**Exercise directions:**
Identify the lines bearing the string "text" and gather them.

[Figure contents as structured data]
==*==

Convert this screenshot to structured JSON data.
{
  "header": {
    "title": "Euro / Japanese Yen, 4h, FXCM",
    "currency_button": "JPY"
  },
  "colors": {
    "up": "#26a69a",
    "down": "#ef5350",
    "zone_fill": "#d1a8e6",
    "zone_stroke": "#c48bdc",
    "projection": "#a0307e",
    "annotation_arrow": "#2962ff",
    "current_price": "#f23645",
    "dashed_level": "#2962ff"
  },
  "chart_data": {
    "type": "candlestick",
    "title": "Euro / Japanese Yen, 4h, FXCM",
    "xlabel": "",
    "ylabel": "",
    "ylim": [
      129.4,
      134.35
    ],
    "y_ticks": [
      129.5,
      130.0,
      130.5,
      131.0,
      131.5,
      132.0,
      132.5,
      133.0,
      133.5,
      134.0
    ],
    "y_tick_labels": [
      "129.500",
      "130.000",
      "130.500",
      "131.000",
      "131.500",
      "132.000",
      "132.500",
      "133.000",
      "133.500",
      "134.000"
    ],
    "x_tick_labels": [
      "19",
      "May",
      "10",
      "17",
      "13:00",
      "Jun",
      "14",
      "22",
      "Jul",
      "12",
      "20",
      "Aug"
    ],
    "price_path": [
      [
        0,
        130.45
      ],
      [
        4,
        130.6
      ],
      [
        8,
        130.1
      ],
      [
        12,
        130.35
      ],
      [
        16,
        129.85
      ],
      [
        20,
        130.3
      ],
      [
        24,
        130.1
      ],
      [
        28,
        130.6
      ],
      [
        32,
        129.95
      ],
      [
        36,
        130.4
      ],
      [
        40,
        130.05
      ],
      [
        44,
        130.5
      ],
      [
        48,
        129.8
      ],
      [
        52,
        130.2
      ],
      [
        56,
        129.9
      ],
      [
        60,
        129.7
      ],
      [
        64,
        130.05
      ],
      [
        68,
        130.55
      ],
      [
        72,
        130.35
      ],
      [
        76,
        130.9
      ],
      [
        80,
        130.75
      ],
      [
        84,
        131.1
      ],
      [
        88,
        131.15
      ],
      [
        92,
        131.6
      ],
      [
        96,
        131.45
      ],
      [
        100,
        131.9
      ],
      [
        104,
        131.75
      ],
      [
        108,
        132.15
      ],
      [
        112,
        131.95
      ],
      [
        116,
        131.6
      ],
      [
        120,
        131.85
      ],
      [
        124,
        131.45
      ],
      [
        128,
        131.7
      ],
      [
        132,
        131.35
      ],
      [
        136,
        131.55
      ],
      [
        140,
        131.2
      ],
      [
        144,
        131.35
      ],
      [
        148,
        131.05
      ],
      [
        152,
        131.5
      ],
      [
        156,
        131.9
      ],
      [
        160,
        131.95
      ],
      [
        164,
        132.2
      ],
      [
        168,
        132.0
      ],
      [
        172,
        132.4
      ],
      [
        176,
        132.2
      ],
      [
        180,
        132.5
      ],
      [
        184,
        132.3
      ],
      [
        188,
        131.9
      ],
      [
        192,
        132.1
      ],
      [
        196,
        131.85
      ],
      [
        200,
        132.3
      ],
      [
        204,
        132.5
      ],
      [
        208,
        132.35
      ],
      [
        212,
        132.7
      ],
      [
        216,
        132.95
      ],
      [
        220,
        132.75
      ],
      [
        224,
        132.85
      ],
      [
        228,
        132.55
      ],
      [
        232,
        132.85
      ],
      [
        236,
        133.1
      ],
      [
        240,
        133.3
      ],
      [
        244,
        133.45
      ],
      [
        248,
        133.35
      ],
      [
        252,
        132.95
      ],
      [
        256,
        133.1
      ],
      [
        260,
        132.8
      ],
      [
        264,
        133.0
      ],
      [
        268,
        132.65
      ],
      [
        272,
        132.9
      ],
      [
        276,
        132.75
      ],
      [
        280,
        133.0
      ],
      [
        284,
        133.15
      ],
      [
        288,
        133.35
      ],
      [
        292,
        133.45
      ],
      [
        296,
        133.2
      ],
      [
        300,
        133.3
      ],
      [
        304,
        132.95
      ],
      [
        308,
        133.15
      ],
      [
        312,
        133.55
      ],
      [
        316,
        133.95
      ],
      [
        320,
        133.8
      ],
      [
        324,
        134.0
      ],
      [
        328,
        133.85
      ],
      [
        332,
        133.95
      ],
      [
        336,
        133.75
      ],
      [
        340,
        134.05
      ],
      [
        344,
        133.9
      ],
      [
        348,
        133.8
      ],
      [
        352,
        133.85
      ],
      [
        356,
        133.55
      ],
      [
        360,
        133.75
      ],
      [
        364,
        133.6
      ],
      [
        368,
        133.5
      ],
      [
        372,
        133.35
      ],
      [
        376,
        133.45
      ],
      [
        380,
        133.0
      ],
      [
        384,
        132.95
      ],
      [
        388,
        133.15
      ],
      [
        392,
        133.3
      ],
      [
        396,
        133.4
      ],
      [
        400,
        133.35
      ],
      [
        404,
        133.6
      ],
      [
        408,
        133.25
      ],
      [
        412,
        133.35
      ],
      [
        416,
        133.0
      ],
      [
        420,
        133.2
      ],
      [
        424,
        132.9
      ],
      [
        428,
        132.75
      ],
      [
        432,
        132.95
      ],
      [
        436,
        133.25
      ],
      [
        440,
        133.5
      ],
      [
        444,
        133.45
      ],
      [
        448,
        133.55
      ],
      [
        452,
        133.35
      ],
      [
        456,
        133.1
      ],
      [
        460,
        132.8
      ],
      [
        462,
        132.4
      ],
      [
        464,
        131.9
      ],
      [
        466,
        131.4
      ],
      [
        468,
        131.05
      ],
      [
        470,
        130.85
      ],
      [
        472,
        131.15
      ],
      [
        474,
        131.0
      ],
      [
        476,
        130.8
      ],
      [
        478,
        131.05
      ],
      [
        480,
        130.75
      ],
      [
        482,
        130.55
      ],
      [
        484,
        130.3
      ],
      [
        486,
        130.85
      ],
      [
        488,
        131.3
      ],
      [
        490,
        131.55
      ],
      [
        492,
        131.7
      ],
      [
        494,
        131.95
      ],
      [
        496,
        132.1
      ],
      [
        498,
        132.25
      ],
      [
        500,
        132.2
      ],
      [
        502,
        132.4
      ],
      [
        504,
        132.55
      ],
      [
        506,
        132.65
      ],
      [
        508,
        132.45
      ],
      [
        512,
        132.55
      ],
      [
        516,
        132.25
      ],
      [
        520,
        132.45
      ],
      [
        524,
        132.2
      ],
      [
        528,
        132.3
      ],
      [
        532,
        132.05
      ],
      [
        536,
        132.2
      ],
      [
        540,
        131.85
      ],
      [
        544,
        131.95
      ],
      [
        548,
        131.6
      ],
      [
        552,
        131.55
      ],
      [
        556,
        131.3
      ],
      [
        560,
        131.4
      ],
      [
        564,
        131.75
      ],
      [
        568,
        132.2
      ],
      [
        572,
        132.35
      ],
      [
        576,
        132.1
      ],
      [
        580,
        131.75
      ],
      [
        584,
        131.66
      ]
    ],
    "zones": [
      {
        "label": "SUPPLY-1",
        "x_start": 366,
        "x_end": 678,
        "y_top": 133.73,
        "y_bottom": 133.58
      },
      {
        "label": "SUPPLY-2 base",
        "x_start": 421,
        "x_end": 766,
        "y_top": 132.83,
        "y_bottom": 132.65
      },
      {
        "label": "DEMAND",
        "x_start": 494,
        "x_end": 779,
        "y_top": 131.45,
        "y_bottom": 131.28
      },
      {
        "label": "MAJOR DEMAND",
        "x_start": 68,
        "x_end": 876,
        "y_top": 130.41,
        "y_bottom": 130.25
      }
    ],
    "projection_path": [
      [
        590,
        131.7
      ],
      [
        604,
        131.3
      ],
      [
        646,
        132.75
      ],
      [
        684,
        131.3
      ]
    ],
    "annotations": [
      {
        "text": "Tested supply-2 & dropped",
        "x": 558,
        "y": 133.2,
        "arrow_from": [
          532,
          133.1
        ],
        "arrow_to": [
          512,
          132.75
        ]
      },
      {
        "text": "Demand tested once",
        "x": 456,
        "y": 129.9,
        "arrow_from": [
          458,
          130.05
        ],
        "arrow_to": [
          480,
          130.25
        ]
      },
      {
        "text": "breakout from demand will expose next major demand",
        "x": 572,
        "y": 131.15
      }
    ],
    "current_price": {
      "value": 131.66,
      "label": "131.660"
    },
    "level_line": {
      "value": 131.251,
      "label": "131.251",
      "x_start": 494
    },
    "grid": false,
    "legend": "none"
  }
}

==*==

**Result of this task:**
        "text": "Tested supply-2 & dropped",
        "text": "Demand tested once",
        "text": "breakout from demand will expose next major demand",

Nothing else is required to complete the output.